● GIVEN EXERCISE:
Check every line of the material below for the string "Frischer", and return the ones that have it.

● RECORDS FOR THE TASK:
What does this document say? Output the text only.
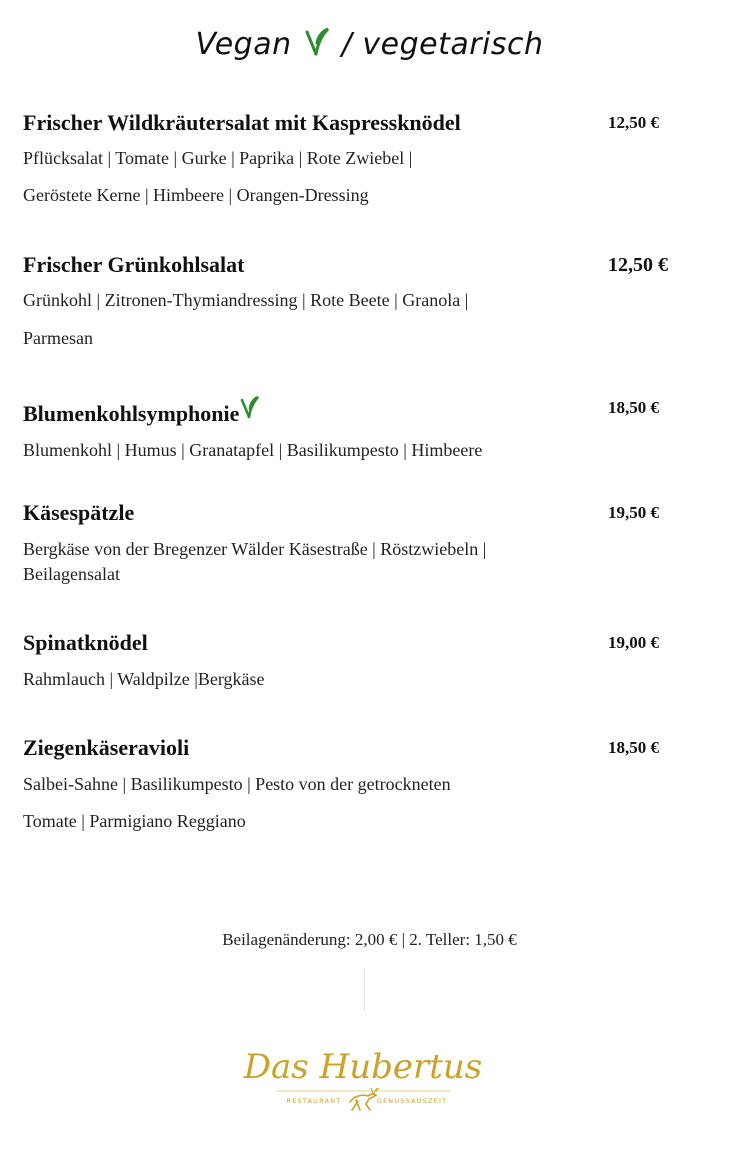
Vegan / vegetarisch
Frischer Wildkräutersalat mit Kaspressknödel	12,50 €
Pflücksalat | Tomate | Gurke | Paprika | Rote Zwiebel |
Geröstete Kerne | Himbeere | Orangen-Dressing
Frischer Grünkohlsalat	12,50 €
Grünkohl | Zitronen-Thymiandressing | Rote Beete | Granola |
Parmesan
Blumenkohlsymphonie	18,50 €
Blumenkohl | Humus | Granatapfel | Basilikumpesto | Himbeere
Käsespätzle	19,50 €
Bergkäse von der Bregenzer Wälder Käsestraße | Röstzwiebeln |
Beilagensalat
Spinatknödel	19,00 €
Rahmlauch | Waldpilze |Bergkäse
Ziegenkäseravioli	18,50 €
Salbei-Sahne | Basilikumpesto | Pesto von der getrockneten
Tomate | Parmigiano Reggiano
Beilagenänderung: 2,00 € | 2. Teller: 1,50 €
Das Hubertus
RESTAURANT	GENUSSAUSZEIT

● TASK OUTPUT:
Frischer Wildkräutersalat mit Kaspressknödel	12,50 €
Frischer Grünkohlsalat	12,50 €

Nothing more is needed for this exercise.